##### Records to process

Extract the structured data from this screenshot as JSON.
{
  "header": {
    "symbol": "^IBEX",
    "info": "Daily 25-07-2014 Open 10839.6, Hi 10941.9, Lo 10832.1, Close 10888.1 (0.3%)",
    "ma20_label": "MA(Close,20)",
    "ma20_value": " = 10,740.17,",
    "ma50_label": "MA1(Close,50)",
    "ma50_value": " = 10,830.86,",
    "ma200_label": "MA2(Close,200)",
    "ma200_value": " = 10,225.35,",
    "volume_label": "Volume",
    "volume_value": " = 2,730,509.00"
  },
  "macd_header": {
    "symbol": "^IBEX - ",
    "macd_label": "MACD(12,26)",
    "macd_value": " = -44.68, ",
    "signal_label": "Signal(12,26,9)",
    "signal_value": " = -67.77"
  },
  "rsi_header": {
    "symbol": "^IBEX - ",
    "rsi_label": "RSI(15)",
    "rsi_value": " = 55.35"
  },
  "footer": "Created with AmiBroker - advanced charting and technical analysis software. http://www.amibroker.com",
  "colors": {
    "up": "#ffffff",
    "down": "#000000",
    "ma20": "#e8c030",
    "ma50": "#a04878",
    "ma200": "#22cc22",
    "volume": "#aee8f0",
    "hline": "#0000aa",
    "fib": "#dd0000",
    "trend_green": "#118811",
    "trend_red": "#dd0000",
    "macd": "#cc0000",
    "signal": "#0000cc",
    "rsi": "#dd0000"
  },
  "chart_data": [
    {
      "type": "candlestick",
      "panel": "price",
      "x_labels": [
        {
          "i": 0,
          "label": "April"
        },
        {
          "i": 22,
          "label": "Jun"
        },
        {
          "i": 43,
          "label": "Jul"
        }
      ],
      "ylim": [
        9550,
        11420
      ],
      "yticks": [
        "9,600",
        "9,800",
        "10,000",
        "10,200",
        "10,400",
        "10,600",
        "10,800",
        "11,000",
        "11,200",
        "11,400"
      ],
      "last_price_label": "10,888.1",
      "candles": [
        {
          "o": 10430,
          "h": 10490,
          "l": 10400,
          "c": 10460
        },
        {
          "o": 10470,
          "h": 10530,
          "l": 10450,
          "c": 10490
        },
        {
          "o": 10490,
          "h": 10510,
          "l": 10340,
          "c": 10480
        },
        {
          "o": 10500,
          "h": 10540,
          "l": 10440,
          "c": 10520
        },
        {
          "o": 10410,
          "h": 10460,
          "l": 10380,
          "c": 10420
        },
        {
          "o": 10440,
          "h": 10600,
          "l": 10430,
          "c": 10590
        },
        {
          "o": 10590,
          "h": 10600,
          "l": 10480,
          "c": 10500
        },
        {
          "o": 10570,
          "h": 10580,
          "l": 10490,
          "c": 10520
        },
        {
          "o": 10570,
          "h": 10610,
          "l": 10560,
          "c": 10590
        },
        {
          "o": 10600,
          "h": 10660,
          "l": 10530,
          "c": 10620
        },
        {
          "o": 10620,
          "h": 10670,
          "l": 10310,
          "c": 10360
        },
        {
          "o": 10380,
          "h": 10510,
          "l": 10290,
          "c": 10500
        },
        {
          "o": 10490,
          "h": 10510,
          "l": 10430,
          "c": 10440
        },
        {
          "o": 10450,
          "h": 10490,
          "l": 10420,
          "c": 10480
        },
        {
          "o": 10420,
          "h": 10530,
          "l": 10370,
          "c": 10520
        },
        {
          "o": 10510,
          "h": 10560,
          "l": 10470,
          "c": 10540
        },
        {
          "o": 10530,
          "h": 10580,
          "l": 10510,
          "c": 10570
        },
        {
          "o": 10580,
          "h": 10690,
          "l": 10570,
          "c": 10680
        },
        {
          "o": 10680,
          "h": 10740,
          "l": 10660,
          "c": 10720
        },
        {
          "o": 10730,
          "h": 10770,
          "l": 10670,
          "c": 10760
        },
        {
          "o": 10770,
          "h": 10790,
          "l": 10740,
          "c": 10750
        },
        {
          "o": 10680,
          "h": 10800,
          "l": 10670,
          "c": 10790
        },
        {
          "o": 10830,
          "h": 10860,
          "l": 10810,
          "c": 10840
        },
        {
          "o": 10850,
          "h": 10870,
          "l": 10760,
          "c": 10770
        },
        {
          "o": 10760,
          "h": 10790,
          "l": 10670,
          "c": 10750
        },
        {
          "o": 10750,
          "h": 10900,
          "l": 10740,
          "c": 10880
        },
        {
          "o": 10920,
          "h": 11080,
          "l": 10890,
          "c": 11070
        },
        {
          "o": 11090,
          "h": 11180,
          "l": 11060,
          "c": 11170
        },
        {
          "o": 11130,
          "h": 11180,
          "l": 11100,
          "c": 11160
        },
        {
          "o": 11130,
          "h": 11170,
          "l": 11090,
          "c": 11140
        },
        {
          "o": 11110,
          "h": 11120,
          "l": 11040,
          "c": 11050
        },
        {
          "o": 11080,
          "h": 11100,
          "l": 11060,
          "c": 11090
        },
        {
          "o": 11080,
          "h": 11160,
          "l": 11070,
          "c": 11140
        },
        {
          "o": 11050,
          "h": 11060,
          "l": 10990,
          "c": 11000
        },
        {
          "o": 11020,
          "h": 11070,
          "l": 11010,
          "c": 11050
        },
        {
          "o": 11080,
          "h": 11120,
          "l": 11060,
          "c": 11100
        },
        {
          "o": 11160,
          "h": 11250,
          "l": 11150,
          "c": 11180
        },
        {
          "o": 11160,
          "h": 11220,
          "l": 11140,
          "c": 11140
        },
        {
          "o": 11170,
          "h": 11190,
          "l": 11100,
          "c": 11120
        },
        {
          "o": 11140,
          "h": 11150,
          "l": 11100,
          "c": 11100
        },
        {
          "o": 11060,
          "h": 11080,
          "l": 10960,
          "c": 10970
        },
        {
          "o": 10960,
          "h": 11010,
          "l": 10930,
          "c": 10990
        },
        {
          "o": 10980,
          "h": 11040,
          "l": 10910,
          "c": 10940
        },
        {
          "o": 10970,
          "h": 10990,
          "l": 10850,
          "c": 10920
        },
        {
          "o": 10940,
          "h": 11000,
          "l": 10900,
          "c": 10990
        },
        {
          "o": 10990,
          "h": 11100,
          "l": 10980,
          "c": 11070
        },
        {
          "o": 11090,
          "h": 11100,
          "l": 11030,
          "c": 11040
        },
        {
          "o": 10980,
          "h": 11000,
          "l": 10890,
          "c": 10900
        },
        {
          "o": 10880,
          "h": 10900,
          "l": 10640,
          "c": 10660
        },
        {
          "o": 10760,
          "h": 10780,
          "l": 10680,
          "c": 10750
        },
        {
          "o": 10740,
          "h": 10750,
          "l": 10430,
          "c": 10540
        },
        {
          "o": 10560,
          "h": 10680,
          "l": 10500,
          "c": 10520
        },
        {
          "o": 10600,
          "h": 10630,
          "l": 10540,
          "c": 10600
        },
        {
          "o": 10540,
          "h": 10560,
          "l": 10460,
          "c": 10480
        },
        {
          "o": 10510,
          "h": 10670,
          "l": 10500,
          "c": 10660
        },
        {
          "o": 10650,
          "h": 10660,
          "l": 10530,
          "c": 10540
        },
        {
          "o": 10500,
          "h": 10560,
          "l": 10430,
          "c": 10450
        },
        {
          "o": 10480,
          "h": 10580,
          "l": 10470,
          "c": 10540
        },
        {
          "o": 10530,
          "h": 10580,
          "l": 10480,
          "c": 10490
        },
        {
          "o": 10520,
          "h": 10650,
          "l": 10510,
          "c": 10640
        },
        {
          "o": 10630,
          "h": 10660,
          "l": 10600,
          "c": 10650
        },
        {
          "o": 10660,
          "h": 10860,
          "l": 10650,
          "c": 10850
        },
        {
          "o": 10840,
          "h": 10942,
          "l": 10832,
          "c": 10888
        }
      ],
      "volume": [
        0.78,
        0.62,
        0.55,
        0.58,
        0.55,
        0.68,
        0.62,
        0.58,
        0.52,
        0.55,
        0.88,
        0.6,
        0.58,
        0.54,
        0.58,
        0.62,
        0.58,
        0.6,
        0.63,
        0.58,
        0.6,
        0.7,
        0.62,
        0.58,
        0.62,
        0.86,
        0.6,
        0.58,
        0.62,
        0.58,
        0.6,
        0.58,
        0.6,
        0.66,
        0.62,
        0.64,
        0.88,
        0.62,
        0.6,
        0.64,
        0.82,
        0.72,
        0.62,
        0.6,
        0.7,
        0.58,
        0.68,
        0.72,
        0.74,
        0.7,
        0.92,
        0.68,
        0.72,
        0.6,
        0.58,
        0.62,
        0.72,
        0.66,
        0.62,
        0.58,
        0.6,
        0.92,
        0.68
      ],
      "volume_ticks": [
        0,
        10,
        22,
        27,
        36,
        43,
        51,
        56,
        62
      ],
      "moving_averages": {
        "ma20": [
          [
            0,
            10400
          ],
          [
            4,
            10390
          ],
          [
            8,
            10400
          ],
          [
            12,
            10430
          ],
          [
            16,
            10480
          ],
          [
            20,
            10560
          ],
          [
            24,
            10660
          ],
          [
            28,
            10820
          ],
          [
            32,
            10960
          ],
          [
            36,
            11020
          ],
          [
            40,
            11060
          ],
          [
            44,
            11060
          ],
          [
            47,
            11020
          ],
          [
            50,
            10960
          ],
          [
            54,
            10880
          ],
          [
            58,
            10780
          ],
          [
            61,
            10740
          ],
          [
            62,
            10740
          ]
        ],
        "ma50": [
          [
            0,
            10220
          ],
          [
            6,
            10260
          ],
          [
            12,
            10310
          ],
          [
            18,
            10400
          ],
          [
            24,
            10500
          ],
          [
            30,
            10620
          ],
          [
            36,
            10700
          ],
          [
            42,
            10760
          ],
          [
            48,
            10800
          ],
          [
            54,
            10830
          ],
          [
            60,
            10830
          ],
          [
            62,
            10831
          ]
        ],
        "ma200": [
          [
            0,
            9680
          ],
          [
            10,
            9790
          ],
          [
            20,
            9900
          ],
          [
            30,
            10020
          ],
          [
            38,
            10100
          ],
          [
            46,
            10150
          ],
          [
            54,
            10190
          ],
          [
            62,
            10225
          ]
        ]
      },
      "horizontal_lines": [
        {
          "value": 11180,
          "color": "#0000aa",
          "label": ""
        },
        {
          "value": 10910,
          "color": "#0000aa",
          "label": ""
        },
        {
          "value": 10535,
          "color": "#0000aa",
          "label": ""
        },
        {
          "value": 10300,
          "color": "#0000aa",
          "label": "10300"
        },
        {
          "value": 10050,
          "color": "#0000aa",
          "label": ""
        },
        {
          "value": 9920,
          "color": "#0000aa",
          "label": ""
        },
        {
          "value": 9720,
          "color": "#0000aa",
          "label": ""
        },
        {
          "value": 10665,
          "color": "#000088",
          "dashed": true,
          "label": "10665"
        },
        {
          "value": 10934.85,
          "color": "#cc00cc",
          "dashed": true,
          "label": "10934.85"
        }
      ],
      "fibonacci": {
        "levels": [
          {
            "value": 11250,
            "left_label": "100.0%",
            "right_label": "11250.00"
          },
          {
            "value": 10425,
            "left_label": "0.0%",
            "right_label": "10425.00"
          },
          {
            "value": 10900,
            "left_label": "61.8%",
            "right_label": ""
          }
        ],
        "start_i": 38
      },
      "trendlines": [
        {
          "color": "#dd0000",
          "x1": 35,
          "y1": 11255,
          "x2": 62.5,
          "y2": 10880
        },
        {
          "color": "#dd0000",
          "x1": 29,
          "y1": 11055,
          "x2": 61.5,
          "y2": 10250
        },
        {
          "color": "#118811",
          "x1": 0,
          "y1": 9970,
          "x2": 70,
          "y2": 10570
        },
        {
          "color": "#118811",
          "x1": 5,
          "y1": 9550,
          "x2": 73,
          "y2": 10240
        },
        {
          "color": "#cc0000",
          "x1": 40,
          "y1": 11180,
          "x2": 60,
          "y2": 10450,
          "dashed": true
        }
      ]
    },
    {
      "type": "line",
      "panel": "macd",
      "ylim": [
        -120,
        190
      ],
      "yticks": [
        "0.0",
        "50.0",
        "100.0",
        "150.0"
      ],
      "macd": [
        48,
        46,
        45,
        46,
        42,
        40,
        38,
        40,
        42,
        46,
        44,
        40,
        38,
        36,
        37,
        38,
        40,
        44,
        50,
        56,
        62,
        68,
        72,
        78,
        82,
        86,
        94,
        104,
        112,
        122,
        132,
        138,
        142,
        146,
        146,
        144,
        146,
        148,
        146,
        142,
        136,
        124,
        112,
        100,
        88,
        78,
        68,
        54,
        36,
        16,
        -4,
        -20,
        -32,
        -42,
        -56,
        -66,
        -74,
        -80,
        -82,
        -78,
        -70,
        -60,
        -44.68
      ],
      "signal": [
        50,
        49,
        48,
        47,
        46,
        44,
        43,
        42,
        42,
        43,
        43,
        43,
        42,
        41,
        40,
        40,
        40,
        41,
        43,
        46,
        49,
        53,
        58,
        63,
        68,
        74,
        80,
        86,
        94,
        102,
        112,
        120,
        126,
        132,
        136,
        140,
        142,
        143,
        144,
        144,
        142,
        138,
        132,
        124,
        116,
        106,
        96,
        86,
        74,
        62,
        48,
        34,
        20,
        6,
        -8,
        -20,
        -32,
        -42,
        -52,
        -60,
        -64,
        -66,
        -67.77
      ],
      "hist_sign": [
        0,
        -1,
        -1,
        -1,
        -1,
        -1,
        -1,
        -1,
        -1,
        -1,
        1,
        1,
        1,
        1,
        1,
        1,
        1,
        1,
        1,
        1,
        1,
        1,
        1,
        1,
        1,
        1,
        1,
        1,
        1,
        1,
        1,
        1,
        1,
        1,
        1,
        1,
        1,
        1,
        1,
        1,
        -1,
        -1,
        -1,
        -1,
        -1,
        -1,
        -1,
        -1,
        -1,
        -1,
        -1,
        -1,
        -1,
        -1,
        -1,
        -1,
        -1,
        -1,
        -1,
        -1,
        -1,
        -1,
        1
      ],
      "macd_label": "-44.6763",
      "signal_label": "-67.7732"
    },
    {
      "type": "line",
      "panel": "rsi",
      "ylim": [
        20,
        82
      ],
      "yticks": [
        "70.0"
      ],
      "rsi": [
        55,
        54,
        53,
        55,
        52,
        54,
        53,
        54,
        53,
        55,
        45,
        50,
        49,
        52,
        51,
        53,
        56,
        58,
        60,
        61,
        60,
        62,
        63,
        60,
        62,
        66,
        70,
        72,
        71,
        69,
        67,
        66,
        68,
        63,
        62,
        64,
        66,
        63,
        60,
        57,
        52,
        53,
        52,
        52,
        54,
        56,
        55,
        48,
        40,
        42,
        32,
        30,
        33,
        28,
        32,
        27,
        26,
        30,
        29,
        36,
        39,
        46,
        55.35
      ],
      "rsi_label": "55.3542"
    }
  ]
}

##########

# [What you have to do]
Copy every line above in which the string "Close" shows up.

# [Correct response]
    "info": "Daily 25-07-2014 Open 10839.6, Hi 10941.9, Lo 10832.1, Close 10888.1 (0.3%)",
    "ma20_label": "MA(Close,20)",
    "ma50_label": "MA1(Close,50)",
    "ma200_label": "MA2(Close,200)",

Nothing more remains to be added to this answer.